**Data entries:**
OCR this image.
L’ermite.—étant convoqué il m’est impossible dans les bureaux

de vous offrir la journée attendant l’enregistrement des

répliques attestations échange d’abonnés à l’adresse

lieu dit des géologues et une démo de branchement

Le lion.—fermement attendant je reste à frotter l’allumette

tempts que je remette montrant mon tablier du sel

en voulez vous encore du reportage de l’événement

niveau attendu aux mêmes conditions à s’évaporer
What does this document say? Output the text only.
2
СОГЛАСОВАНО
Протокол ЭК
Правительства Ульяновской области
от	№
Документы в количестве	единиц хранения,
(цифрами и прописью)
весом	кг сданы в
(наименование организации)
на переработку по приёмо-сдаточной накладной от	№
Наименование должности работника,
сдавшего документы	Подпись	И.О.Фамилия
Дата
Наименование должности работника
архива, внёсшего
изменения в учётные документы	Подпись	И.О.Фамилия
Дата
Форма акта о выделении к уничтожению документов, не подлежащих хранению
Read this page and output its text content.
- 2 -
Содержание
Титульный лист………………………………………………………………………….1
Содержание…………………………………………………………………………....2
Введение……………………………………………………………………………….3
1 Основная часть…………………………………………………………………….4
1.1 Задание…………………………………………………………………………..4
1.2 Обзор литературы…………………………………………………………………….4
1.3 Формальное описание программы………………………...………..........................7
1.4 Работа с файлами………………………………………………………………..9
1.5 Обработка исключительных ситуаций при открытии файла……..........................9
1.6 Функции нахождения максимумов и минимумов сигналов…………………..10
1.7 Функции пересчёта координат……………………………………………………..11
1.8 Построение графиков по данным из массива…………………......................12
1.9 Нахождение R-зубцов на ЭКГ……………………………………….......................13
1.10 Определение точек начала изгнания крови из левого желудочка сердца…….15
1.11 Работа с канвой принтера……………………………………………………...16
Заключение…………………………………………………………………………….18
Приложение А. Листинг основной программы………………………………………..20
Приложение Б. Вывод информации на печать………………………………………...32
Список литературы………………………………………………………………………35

**What you will do:** Copy out each line of the material that holds the word "должности".

**Solved exercise:**
Наименование должности работника,
Наименование должности работника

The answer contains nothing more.